■ Aufgabenstellung A:
Schreiben Sie den Abschnitt des Forumsauszugs zur NB-Spannung neu, der mit „## L.B. (27. Februar“ beginnt und nach „im grünen Bereich.“ endet. Ersetzen Sie darin „Prozessor“ durch „CPU“.
■ Aufgabenstellung B:
Mit welcher Spannung läuft die NB laut dem Forumsauszug zur NB-Spannung zurzeit?
■ Aufgabenstellung C:
Setzen Sie den Forumsauszug zur NB-Spannung nach seiner letzten Zeile fort.

Staub hatte bei mir da zu geführt das die Lüfter ab und an Leistung verloren
und der Rechner wahr damals wie ein gefroren


----------



## ELPR1NC1PAL (27. Februar 2010)

Ich würde raten die NB Spannung um noch eine Stufe anzuheben. i.d.R. sind bei 8GB deutlich höhere Spannungen an der NB ratsam, vor allem bei performanten Speicher


----------



## L.B. (27. Februar 2010)

Der Prozessor wurde schon gegen einen anderen ersetzt und auch die Grafikkarte ist vollkommen in Ordnung. Staub wird man bei mir erfolglos suchen und alle Temperaturen liegen im grünen Bereich. 
Bevor ich die Spannung der NB weiter erhöhe, probiere ich aus, ob das übertakten etwas genutzt hat. Zurzeit läuft die NB mit 1,15V, wie hoch sollte ich denn gehen?


----------



## ELPR1NC1PAL (27. Februar 2010)

■ Gesammeltes Material:
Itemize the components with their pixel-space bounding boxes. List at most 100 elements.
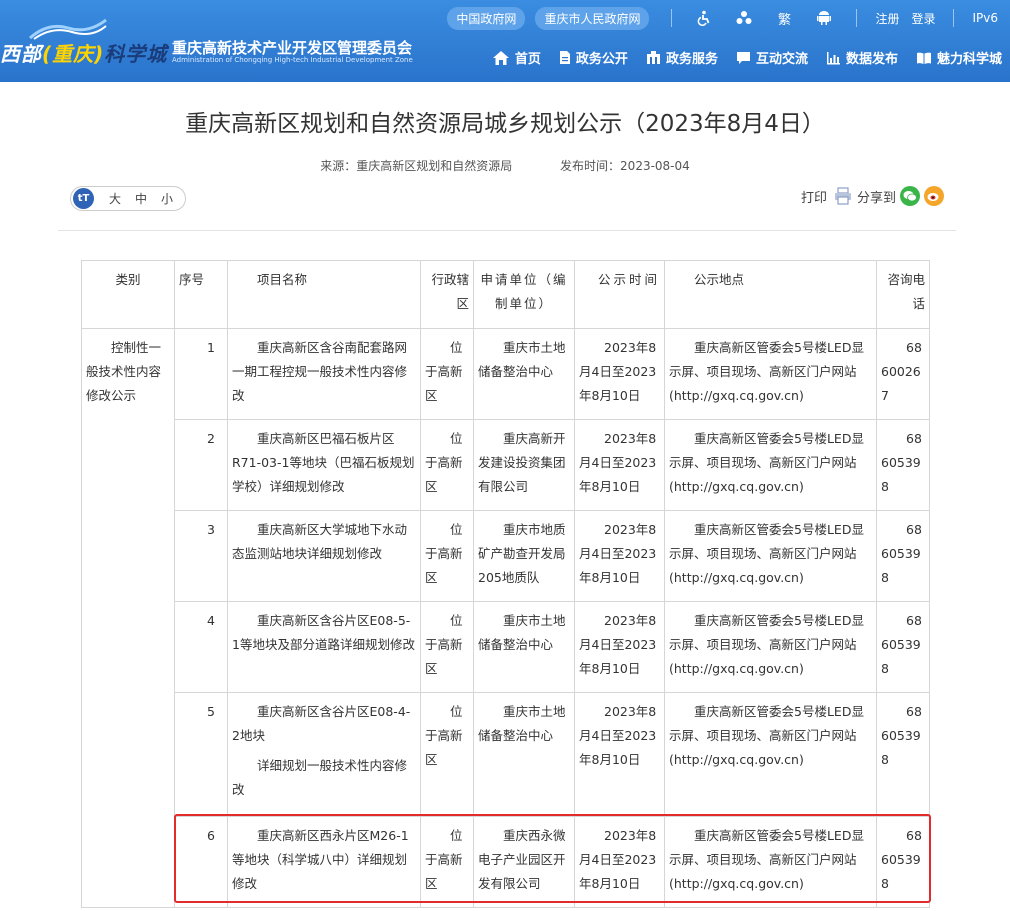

■ Ergebnis A:
## L.B. (27. Februar 2010)

Der CPU wurde schon gegen einen anderen ersetzt und auch die Grafikkarte ist vollkommen in Ordnung. Staub wird man bei mir erfolglos suchen und alle Temperaturen liegen im grünen Bereich.

■ Ergebnis B:
Mit 1,15 V.

■ Ergebnis C:
Die NB verträgt i.d.R. alles bis 1,3 Volt ohne dabei überlastet zu werden. Wie gesagt ist aber ein langsames herantasten ratsam, man muss ja nicht unnötig zuviel Spannung draufgeben. Deshalb der Rat, um eine Weitere Einstellstufe nach oben stellen. Über 1,3 Volt würde ich aber nicht gehen.


----------



## L.B. (28. Februar 2010)

Leider hat auch das Übertakten der NB nichts gebracht. Ich habe jetzt die NB-Spannung auf 1,25V erhöht.


----------



## ELPR1NC1PAL (1. März 2010)

Läuft er sauber bisher oder noch Probleme mit der Stabilität... ?


----------



## L.B. (1. März 2010)

Bis jetzt läuft er, allerdings muss ich mindestens bis morgen warten, um feststellen zu können, ob der Fehler jetzt behoben ist. Ansonsten hätte ich noch die Möglichkeit den Arbeitsspeicher zu übertakten. Würde das etwas nützen?


----------



## L.B. (2. März 2010)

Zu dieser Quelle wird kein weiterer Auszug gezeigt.